▶ _Challenge_
Update the records from the line with "140, 424, 162]" to the line with "956, 240, 982]" by changing "stock-item" to "inventory-item" and keeping everything else the same. Give back only those lines.
-- start of Provided information --
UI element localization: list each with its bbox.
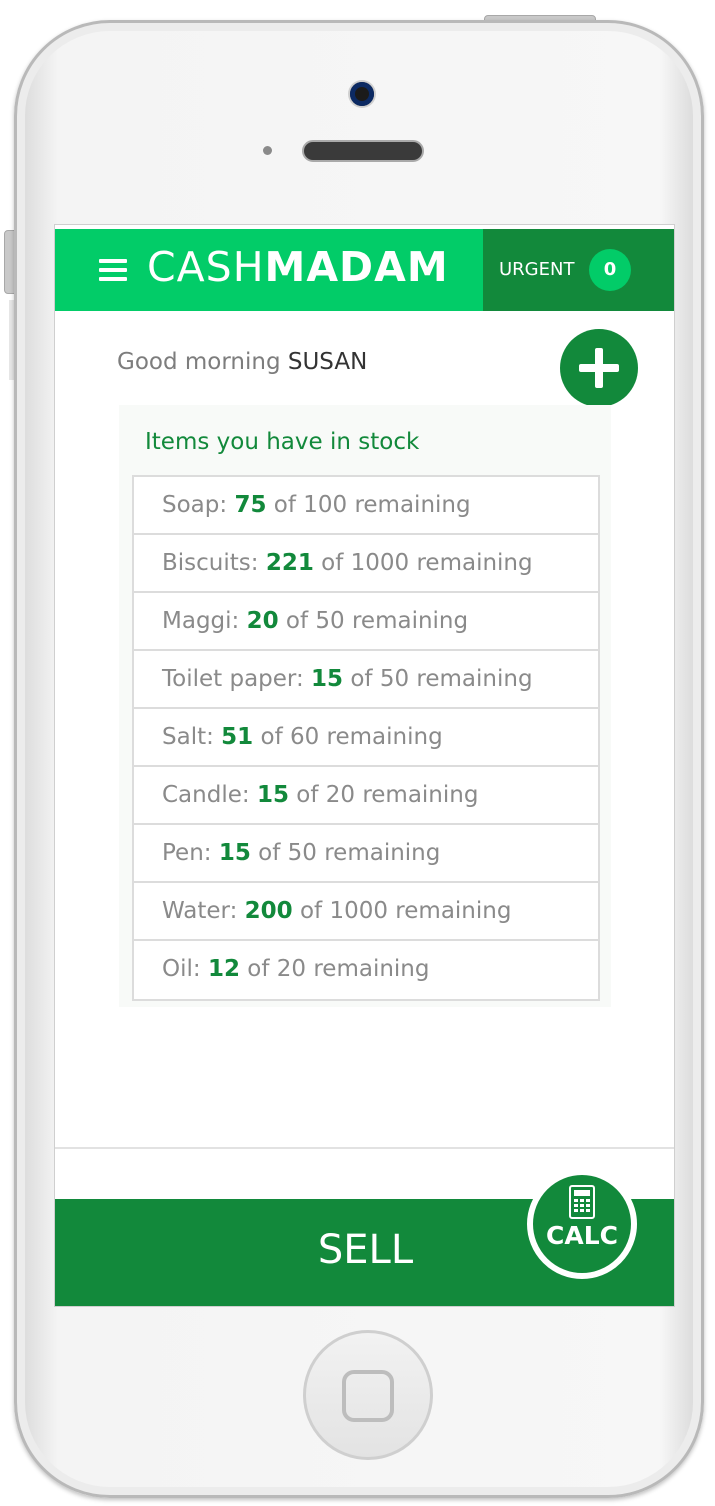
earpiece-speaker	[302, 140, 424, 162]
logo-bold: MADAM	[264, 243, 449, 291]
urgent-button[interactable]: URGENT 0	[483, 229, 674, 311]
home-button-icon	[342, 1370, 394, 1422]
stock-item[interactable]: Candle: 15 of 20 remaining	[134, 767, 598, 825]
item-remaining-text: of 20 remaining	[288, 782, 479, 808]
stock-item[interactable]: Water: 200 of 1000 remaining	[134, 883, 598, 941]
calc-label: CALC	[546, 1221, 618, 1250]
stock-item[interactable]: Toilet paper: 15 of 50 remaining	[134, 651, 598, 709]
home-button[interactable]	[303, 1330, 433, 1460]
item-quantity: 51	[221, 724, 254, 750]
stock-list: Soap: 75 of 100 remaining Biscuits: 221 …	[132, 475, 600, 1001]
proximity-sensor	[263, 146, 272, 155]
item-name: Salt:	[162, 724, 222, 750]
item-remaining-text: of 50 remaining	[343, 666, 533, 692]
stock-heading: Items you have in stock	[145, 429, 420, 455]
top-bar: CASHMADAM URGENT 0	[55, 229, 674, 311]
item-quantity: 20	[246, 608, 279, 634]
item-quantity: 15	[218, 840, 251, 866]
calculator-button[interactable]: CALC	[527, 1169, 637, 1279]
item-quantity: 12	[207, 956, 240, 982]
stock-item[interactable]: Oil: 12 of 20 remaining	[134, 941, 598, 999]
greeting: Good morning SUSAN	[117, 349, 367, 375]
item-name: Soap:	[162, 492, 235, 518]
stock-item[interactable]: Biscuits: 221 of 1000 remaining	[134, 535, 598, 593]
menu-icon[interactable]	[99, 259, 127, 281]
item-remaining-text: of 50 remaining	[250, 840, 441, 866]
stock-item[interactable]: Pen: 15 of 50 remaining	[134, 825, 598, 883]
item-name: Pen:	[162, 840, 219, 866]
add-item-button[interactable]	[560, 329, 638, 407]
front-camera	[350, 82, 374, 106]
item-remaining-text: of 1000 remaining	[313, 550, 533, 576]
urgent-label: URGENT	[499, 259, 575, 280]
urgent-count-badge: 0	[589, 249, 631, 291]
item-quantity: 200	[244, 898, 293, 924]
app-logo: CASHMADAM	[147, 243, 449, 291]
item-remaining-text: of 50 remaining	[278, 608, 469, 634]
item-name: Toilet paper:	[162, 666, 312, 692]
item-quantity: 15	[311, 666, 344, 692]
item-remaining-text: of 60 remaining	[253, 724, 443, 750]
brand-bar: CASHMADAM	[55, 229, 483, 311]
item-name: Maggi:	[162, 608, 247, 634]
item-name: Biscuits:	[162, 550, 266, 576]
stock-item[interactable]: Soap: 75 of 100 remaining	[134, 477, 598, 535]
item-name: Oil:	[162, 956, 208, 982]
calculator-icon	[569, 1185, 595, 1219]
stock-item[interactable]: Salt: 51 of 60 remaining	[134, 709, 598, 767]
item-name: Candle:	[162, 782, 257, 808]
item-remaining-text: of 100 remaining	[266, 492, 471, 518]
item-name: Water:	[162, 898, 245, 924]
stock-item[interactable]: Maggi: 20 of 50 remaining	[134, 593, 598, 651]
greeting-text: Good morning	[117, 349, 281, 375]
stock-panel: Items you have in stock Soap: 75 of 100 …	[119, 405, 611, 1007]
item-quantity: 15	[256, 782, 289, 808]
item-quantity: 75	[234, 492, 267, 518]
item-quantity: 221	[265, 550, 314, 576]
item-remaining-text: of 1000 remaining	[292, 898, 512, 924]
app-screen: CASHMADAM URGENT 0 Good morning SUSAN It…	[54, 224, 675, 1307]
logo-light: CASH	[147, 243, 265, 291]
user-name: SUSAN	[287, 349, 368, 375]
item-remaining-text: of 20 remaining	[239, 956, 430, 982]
-- end of Provided information --
-- start of Provided information --
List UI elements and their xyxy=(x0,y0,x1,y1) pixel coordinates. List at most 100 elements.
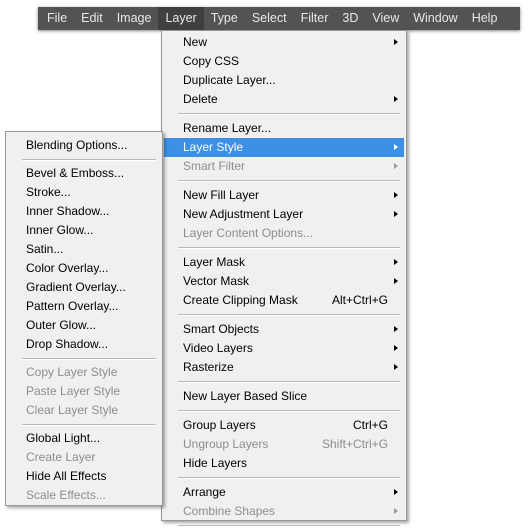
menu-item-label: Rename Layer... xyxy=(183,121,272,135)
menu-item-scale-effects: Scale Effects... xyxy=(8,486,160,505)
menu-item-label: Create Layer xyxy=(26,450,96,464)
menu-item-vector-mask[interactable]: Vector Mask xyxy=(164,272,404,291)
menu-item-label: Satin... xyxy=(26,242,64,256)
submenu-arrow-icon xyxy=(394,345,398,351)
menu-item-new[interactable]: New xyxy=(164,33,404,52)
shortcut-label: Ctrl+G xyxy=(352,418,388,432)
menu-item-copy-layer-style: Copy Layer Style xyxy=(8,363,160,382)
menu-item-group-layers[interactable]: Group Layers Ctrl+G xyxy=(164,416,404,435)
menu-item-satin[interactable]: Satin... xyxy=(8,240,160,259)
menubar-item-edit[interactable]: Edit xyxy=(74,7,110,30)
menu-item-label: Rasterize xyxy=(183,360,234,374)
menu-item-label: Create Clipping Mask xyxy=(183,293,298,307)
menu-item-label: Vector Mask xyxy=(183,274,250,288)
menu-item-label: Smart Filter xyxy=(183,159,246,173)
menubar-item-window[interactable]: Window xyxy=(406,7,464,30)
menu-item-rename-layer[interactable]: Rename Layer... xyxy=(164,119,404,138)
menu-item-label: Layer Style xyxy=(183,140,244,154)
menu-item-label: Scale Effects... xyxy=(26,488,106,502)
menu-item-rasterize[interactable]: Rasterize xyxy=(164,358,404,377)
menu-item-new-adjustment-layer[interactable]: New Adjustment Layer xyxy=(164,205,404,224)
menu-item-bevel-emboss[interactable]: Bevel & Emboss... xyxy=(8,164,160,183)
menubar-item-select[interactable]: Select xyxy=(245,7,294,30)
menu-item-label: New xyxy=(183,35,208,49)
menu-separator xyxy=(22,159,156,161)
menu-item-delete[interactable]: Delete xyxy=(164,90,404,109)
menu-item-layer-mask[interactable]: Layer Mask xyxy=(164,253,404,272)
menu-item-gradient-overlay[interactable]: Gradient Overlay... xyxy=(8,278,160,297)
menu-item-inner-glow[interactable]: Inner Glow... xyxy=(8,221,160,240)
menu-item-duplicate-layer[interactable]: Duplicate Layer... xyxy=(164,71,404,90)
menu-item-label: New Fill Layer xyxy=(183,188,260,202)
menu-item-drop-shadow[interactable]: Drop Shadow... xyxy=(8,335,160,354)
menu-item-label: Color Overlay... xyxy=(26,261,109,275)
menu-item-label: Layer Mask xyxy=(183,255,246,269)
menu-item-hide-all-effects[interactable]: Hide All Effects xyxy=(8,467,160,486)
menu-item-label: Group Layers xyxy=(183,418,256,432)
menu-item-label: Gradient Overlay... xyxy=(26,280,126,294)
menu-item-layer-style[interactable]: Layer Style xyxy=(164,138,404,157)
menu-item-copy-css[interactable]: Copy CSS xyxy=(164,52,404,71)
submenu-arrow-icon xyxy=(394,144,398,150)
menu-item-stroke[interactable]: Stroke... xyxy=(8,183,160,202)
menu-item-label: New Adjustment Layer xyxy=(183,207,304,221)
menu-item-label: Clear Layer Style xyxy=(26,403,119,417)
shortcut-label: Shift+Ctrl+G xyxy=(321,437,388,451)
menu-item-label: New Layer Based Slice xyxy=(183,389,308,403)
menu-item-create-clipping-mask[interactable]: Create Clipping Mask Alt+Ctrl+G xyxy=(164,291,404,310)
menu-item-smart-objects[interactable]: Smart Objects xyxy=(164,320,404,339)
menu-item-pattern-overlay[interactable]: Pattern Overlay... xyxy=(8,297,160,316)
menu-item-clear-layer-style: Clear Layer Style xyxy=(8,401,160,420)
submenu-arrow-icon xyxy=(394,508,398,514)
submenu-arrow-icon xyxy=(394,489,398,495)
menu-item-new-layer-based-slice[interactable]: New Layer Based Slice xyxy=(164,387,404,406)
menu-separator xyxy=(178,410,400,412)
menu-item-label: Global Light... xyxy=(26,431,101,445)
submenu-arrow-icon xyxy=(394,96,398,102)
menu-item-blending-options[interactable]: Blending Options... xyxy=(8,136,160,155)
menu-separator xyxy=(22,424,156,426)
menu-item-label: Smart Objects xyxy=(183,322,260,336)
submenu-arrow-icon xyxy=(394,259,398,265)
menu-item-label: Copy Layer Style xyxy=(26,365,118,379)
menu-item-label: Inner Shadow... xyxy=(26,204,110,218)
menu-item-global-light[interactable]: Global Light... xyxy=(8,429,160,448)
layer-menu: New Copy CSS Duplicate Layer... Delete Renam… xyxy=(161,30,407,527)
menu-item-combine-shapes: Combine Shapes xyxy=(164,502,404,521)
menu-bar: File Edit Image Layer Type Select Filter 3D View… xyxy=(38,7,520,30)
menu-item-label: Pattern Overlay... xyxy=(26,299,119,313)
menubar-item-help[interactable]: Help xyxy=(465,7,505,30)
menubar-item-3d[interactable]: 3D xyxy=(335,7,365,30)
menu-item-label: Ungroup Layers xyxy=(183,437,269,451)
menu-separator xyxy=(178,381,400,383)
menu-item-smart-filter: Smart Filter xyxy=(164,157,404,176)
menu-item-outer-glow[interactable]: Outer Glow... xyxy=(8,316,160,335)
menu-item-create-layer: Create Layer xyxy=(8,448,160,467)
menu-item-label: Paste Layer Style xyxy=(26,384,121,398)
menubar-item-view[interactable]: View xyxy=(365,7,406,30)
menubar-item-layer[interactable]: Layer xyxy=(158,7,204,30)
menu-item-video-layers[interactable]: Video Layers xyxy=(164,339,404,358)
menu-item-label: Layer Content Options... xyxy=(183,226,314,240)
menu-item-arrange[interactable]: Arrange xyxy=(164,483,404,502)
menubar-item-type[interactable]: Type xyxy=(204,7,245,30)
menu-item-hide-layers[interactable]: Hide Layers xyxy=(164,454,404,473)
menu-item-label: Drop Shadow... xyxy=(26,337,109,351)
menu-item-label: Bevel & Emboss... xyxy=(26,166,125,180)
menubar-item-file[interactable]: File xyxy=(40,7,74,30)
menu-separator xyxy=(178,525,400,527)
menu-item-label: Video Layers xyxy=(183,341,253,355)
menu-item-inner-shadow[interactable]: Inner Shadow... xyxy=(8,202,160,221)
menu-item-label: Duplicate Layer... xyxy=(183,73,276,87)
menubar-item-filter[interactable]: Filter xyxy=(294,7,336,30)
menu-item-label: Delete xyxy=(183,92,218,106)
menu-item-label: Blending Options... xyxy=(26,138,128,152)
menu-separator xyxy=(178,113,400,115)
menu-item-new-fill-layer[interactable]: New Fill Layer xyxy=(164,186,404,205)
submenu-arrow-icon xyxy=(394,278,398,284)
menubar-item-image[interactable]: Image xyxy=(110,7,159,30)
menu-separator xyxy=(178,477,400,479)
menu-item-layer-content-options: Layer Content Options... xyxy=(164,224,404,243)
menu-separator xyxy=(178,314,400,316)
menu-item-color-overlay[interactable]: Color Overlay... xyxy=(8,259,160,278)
-- end of Provided information --
▶ _Correct output_
earpiece-speaker	[302, 140, 424, 162]
logo-bold: MADAM	[264, 243, 449, 291]
urgent-button[interactable]: URGENT 0	[483, 229, 674, 311]
home-button-icon	[342, 1370, 394, 1422]
inventory-item[interactable]: Candle: 15 of 20 remaining	[134, 767, 598, 825]
item-remaining-text: of 20 remaining	[288, 782, 479, 808]
inventory-item[interactable]: Water: 200 of 1000 remaining	[134, 883, 598, 941]
calc-label: CALC	[546, 1221, 618, 1250]
inventory-item[interactable]: Toilet paper: 15 of 50 remaining	[134, 651, 598, 709]
home-button[interactable]	[303, 1330, 433, 1460]
item-quantity: 51	[221, 724, 254, 750]
stock-list: Soap: 75 of 100 remaining Biscuits: 221 …	[132, 475, 600, 1001]
proximity-sensor	[263, 146, 272, 155]
item-name: Salt:	[162, 724, 222, 750]
item-remaining-text: of 50 remaining	[343, 666, 533, 692]
stock-heading: Items you have in stock	[145, 429, 420, 455]
top-bar: CASHMADAM URGENT 0	[55, 229, 674, 311]
item-quantity: 20	[246, 608, 279, 634]
item-quantity: 15	[218, 840, 251, 866]
calculator-button[interactable]: CALC	[527, 1169, 637, 1279]
item-quantity: 12	[207, 956, 240, 982]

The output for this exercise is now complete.